STATED GOAL » Show all lines that include the string "Investment"; copy each one.

DATA PROVIDED »
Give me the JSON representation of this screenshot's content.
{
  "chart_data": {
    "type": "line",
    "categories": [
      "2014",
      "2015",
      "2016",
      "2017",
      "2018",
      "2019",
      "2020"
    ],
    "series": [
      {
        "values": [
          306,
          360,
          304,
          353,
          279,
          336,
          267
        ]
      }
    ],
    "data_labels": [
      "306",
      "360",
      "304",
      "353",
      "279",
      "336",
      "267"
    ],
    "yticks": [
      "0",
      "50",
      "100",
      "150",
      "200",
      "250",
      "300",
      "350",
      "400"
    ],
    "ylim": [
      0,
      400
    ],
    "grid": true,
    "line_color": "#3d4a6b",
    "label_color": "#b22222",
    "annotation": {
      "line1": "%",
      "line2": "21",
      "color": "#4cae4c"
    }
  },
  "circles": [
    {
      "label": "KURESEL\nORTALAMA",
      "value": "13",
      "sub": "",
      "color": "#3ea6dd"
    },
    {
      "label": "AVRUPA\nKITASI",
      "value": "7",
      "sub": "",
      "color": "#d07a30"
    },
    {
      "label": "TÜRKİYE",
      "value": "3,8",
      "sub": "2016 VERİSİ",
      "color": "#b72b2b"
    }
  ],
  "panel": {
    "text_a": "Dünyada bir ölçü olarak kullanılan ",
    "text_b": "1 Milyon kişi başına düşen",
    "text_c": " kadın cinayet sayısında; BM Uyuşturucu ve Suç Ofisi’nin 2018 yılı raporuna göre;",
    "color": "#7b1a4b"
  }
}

--

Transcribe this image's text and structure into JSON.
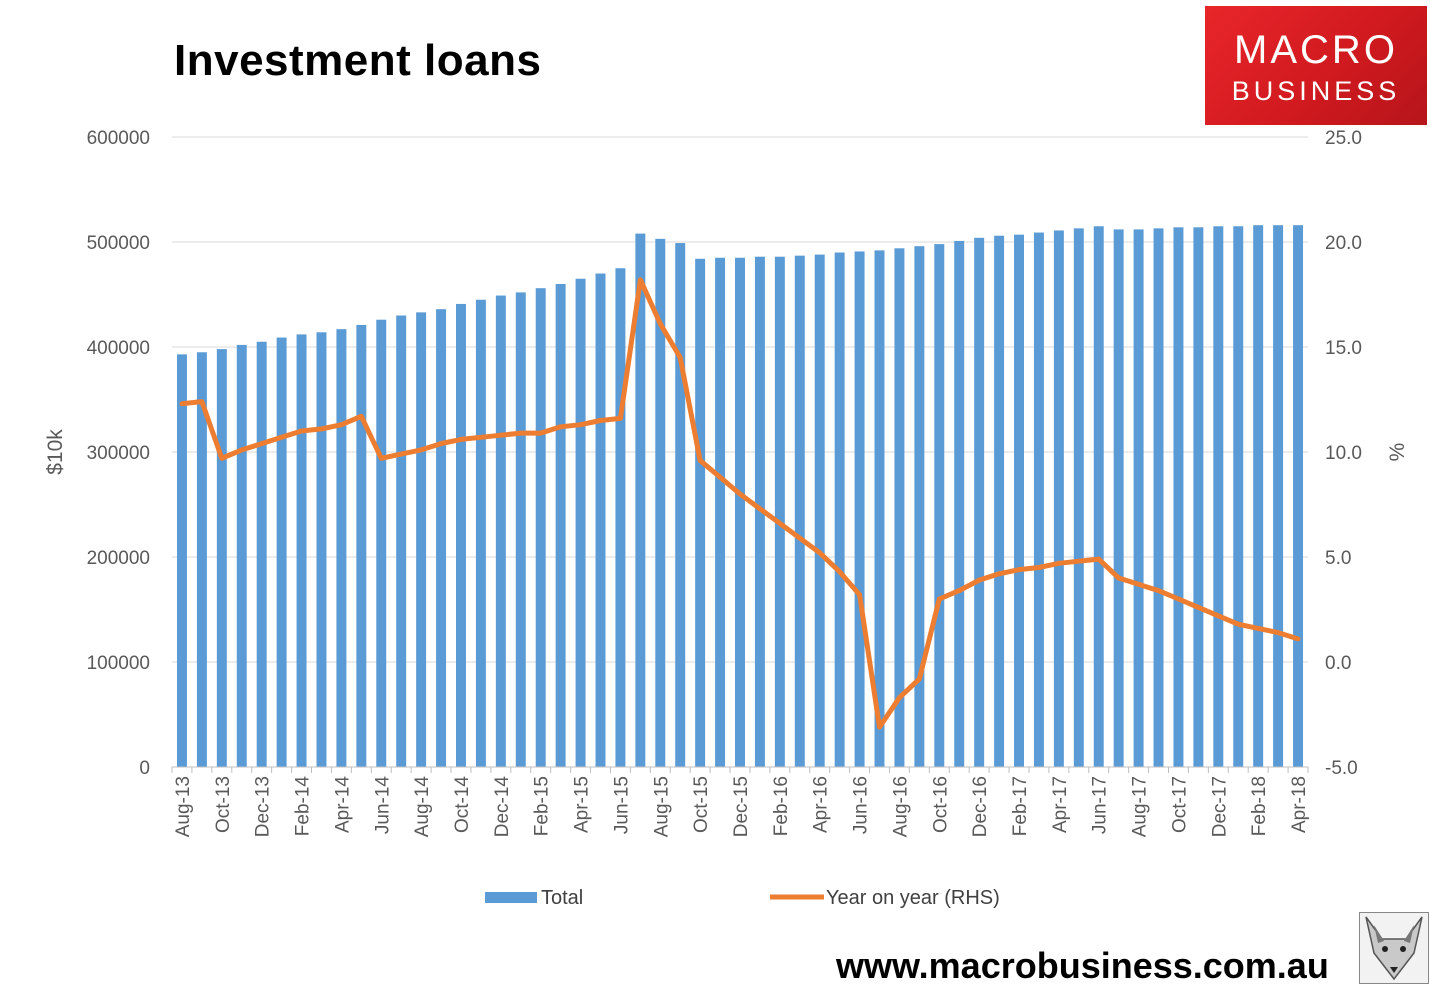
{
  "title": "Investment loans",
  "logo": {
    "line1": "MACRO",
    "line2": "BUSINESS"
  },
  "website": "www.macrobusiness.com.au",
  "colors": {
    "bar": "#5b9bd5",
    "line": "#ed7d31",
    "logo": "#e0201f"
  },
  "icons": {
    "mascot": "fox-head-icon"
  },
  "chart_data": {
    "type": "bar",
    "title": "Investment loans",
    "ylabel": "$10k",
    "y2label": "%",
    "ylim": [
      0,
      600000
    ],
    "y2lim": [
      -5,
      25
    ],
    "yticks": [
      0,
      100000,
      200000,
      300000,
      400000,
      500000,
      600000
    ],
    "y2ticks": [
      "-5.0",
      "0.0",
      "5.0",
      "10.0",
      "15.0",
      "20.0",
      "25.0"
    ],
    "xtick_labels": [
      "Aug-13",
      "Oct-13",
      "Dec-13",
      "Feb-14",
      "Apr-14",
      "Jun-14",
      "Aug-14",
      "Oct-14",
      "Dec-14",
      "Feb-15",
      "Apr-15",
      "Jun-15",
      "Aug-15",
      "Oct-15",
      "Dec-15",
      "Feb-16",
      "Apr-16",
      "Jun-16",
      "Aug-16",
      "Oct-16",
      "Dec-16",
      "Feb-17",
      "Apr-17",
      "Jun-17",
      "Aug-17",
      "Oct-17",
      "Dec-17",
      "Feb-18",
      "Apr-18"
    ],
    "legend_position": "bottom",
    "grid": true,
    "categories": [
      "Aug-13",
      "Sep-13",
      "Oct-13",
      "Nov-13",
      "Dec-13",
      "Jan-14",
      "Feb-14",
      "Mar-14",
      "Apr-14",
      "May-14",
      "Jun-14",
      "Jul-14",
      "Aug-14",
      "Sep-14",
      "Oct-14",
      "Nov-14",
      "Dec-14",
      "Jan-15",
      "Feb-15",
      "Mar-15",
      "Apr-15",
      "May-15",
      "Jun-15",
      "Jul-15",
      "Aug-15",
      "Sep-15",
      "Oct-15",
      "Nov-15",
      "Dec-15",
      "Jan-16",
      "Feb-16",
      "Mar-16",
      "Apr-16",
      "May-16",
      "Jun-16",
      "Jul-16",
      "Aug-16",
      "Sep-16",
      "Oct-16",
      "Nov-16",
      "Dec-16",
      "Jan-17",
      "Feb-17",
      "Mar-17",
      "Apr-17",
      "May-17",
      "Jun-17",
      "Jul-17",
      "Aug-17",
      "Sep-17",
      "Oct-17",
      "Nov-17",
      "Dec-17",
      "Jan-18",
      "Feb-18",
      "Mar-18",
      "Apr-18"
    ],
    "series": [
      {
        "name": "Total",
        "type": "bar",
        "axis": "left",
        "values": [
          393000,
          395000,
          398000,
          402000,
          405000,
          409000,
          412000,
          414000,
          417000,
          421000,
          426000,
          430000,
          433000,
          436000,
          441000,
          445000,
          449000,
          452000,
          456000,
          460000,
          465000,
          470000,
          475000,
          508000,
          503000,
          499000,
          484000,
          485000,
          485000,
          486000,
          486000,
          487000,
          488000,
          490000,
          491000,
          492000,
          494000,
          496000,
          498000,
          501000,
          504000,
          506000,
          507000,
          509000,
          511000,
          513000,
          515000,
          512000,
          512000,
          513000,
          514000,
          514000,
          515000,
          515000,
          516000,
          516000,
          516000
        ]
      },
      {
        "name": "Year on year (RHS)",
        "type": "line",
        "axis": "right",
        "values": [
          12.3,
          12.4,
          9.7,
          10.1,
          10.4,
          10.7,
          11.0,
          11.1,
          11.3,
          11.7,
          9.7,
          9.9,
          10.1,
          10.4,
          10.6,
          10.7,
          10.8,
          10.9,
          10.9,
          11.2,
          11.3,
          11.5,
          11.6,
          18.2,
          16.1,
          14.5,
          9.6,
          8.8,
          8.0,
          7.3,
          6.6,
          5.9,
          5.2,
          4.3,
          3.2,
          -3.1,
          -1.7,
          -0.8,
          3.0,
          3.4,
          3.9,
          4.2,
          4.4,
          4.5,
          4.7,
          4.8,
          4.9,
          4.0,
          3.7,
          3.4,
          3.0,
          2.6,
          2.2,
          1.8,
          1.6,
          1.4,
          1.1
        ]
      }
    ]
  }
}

TASK OUTPUT »
  "title": "Investment loans",
    "title": "Investment loans",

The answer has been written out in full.